● Textauszug
--
Hoffnung und Nostalgie

Da es damals kaum Schwarze in Europa gab, war die Vergötterung der "black Stars" unproblematisch. Sie verhalf den Europäern dazu, sich gegenüber den Amerikanern überlegen zu fühlen. Als nach 1960 Menschen aus nichtwestlichen Ländern in großer Zahl nach Europa strömten, erwies sich dies zwar als Illusion. Doch sie war schön, so lange sie währte - insofern könnte die "Obamania" also nicht nur ein Moment der Hoffnung, sondern auch der Nostalgie enthalten.

Dazu kommt: Obama sieht wie ein Weltbürger aus. Sein kenianischer Vater verhilft ihm zu jener Art von Glanz, die einst mit den Freiheitsbewegungen der Dritten Welt verbunden wurden. Nelson Mandela hat diesen Glanz verkörpert. Und ein bisschen davon hat auch auf Obama abgefärbt.
--
Listen von Elementen und Rahmen:
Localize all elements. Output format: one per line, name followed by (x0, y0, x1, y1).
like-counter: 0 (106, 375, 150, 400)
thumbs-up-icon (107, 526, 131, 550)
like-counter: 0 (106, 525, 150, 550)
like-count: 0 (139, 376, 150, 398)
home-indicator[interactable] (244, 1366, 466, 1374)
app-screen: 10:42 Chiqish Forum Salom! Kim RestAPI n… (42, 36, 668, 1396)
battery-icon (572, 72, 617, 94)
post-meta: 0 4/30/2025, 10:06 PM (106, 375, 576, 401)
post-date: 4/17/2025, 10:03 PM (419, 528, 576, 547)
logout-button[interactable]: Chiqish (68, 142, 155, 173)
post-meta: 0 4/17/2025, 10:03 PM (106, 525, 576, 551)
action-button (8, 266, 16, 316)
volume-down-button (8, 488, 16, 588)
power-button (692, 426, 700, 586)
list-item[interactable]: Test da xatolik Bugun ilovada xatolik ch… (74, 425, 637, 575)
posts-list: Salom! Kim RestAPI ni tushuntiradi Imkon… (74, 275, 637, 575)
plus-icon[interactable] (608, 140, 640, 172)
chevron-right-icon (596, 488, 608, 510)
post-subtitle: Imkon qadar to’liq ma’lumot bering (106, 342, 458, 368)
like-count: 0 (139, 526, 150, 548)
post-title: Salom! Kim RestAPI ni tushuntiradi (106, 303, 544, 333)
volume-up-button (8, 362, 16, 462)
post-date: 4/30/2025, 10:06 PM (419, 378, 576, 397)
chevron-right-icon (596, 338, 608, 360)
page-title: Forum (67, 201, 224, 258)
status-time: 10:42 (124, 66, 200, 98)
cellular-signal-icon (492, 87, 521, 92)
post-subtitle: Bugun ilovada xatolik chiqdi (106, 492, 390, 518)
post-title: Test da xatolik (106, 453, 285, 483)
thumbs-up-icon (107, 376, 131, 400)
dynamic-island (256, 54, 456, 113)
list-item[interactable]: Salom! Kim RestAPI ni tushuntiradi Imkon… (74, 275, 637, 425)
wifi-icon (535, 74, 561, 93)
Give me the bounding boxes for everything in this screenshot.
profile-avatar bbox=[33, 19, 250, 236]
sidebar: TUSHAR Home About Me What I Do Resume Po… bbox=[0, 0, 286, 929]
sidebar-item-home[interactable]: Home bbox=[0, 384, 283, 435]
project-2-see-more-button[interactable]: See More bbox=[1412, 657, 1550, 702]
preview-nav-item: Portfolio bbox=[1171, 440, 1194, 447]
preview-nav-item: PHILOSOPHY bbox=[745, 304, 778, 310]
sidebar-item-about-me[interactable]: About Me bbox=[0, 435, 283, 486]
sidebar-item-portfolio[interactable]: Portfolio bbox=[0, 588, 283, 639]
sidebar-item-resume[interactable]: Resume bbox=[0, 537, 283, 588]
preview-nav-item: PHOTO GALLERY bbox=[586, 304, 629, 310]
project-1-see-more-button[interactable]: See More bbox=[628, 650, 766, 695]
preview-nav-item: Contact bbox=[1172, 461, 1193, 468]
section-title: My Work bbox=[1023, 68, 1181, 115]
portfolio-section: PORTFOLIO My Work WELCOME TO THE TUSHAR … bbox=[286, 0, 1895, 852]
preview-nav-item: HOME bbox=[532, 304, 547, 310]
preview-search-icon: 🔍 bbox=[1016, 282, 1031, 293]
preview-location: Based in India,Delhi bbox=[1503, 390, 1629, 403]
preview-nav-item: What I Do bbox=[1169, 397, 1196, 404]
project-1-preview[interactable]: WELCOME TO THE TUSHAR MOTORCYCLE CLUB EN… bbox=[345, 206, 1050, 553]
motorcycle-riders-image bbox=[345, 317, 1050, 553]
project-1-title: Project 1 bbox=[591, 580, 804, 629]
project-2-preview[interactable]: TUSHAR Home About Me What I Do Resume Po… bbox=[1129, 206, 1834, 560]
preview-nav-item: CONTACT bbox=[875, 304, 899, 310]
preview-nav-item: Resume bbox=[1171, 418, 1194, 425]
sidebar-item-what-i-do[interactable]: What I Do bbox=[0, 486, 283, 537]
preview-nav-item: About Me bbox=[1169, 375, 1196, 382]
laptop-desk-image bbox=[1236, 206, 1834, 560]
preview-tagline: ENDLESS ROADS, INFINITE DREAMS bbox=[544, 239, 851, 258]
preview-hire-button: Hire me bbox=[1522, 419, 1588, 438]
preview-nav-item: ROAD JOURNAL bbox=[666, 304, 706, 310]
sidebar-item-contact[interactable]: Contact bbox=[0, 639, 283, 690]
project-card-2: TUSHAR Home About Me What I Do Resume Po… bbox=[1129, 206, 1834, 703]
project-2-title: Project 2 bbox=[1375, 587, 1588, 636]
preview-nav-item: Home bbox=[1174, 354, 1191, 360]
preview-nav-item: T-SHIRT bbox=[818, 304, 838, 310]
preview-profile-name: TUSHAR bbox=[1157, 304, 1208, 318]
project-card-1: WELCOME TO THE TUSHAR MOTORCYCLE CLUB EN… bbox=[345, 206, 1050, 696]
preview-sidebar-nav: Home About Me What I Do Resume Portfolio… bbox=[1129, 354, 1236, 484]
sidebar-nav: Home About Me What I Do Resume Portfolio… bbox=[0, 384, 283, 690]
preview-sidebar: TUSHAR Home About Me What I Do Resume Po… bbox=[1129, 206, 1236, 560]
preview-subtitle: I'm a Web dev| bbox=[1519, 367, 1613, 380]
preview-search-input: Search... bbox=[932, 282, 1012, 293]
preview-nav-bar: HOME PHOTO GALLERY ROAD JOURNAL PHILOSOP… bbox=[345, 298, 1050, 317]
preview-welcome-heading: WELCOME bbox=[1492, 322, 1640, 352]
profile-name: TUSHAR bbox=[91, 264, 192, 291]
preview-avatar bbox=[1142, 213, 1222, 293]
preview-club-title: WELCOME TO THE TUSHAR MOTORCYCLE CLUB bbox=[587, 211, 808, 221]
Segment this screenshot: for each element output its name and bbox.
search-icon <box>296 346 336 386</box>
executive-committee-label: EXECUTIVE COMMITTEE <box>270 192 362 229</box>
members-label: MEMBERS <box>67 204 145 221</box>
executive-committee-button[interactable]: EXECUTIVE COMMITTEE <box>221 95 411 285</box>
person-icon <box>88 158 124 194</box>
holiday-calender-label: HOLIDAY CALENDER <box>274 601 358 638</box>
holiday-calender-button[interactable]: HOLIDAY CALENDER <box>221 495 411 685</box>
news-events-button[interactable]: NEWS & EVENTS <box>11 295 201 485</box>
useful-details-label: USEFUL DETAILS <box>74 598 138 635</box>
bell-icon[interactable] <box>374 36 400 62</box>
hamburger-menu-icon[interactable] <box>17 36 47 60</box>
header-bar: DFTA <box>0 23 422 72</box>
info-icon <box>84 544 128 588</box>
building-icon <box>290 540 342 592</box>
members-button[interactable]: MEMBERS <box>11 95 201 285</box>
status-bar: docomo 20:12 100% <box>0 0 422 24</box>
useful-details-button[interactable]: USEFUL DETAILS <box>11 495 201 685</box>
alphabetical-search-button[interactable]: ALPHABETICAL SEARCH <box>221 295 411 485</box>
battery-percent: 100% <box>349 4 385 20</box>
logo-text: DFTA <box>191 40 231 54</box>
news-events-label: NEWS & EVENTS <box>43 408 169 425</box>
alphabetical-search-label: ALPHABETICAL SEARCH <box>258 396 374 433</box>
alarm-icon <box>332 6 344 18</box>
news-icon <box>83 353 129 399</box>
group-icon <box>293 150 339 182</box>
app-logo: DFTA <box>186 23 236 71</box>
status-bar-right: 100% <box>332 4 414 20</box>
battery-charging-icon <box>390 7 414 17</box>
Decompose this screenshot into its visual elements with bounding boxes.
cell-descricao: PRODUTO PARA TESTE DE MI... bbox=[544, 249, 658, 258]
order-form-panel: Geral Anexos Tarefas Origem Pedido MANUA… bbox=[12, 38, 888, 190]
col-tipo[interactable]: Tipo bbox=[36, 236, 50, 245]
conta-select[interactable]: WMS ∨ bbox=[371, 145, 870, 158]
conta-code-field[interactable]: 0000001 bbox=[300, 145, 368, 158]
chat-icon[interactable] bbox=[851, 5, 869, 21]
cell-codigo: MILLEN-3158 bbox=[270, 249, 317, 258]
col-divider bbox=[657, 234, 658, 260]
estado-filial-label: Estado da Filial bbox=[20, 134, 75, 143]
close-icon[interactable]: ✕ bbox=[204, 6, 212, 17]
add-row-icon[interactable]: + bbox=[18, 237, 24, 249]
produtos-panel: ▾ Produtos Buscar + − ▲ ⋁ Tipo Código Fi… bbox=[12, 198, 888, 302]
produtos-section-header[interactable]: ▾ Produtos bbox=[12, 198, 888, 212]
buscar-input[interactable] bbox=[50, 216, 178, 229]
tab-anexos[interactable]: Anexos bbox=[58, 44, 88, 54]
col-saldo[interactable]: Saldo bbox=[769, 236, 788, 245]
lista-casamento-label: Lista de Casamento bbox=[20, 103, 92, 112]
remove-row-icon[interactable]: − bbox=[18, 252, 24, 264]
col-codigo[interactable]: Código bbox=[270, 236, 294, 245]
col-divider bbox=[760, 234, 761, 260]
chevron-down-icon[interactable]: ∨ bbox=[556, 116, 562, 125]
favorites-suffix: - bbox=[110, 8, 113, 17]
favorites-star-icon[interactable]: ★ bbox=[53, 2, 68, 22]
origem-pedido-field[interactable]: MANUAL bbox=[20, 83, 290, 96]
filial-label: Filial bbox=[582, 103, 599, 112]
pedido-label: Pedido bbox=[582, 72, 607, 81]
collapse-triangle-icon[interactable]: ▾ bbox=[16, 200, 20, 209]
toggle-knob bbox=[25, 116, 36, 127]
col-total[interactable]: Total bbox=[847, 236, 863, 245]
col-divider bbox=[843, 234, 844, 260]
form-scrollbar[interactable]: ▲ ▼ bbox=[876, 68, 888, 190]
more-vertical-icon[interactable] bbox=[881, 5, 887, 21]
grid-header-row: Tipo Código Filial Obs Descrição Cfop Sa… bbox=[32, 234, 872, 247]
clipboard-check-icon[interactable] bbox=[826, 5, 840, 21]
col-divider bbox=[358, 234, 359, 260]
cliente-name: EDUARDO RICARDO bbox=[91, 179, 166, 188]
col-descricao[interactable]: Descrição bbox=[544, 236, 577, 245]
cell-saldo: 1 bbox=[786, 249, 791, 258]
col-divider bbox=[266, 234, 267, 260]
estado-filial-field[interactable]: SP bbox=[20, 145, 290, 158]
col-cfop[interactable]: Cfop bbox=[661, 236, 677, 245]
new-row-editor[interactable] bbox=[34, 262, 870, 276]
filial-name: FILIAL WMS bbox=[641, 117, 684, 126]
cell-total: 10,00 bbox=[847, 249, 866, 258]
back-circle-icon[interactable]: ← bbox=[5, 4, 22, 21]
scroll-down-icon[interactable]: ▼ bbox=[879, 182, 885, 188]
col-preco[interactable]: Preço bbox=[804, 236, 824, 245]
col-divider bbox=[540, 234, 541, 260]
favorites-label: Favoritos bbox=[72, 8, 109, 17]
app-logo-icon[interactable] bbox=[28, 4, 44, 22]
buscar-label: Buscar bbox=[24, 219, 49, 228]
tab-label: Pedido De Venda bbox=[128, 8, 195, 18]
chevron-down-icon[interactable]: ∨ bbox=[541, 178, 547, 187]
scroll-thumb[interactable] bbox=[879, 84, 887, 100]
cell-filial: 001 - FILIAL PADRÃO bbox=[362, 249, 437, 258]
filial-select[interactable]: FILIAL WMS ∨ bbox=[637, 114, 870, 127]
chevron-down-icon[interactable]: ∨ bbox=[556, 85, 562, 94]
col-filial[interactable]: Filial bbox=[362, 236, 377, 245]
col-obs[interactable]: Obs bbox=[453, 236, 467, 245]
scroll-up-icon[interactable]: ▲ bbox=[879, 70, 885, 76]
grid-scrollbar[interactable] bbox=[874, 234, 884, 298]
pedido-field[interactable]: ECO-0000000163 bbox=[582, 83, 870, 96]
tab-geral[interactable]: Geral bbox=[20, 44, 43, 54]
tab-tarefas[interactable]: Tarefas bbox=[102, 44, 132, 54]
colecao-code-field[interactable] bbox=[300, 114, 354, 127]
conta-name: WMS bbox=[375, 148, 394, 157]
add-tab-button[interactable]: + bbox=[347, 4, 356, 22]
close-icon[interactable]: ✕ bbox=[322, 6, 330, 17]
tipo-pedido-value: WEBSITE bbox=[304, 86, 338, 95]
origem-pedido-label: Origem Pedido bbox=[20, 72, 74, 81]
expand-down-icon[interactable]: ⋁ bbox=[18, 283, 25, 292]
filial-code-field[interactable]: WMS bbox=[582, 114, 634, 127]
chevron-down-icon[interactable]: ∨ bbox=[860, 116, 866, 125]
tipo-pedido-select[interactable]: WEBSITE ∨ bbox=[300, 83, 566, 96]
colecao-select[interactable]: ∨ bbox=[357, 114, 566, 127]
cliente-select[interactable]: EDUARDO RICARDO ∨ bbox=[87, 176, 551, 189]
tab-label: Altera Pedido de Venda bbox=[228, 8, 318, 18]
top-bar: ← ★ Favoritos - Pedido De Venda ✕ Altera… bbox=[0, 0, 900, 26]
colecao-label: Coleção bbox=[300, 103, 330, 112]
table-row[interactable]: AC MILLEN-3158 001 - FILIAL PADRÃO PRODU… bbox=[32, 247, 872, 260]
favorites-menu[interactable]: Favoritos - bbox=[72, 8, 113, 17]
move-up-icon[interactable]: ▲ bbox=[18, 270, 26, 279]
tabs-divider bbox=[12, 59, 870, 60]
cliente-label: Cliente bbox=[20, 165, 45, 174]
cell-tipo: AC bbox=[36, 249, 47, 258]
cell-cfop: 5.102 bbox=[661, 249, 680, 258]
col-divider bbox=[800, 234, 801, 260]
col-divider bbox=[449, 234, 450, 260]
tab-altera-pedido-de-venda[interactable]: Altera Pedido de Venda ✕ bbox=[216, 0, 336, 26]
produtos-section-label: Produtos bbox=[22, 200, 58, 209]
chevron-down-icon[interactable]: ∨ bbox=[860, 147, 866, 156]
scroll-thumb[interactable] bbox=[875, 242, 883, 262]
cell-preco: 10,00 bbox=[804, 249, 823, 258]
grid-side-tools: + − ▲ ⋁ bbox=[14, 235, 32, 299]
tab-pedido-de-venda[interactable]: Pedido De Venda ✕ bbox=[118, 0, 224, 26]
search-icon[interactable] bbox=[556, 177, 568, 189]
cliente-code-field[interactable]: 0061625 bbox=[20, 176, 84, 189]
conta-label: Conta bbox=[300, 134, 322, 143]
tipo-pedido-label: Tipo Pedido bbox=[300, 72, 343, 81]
--
● Aufgaben
1) Beantworte diese Fragen zum Textauszug:
(a) Wem gegenüber konnten sich die Europäer durch die Vergötterung der „black Stars“ überlegen fühlen?
(b) Ab wann kamen Menschen aus nichtwestlichen Ländern in großer Zahl nach Europa?
(c) Aus welchem Land stammt Obamas Vater?
2) Tippe aus dem Textauszug die Passage von „Da es damals“ bis einschließlich „auf Obama abgefärbt.“ wortgetreu ab.

● Lösungen
1)
(a) Den Amerikanern.
(b) Nach 1960.
(c) Aus Kenia.

2)
Da es damals kaum Schwarze in Europa gab, war die Vergötterung der "black Stars" unproblematisch. Sie verhalf den Europäern dazu, sich gegenüber den Amerikanern überlegen zu fühlen. Als nach 1960 Menschen aus nichtwestlichen Ländern in großer Zahl nach Europa strömten, erwies sich dies zwar als Illusion. Doch sie war schön, so lange sie währte - insofern könnte die "Obamania" also nicht nur ein Moment der Hoffnung, sondern auch der Nostalgie enthalten.

Dazu kommt: Obama sieht wie ein Weltbürger aus. Sein kenianischer Vater verhilft ihm zu jener Art von Glanz, die einst mit den Freiheitsbewegungen der Dritten Welt verbunden wurden. Nelson Mandela hat diesen Glanz verkörpert. Und ein bisschen davon hat auch auf Obama abgefärbt.